Collection entries

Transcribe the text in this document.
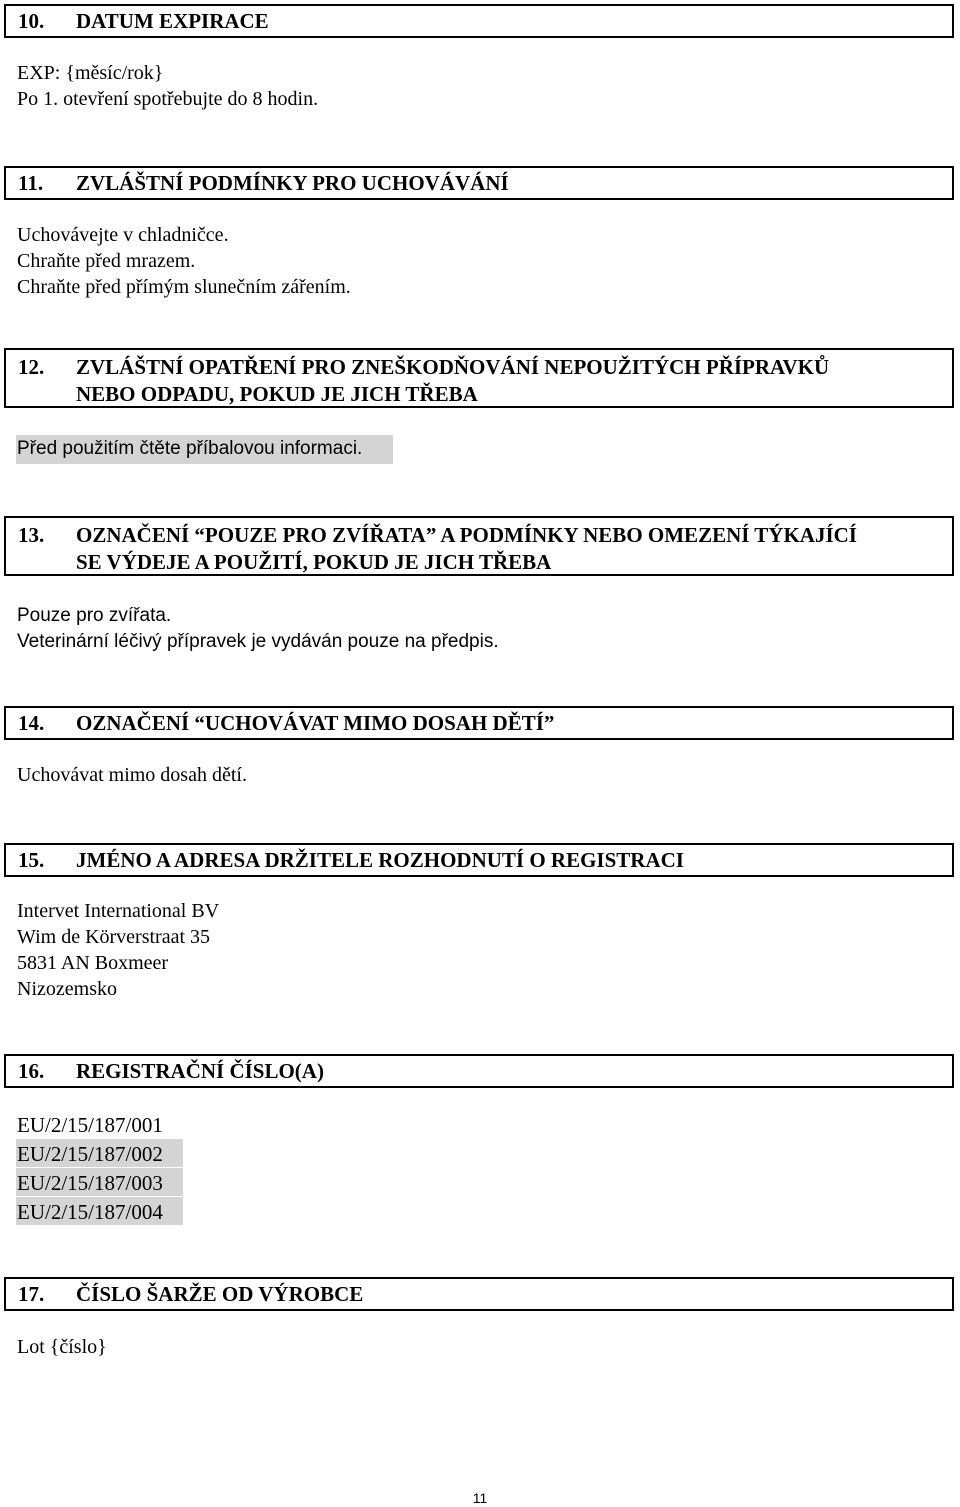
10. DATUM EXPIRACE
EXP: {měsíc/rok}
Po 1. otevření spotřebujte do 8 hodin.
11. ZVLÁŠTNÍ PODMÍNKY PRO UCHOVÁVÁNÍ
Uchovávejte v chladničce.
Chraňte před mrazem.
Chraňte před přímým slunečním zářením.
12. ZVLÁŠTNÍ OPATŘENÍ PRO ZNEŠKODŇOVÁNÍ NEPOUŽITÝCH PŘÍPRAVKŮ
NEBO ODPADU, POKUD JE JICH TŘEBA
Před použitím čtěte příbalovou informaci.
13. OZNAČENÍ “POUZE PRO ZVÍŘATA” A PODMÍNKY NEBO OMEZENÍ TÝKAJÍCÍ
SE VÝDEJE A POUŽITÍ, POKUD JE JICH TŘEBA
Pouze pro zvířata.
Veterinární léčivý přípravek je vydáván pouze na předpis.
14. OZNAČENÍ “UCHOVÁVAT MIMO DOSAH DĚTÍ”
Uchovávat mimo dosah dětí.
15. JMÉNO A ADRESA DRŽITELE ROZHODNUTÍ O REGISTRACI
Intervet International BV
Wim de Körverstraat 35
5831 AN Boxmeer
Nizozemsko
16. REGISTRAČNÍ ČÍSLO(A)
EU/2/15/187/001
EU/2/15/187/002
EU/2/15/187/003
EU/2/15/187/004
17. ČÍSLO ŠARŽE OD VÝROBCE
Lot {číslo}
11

▸ JOB
Filter the records above for "OZNAČENÍ" and copy every matching line.

▸ EXERCISE RESULT
13. OZNAČENÍ “POUZE PRO ZVÍŘATA” A PODMÍNKY NEBO OMEZENÍ TÝKAJÍCÍ
14. OZNAČENÍ “UCHOVÁVAT MIMO DOSAH DĚTÍ”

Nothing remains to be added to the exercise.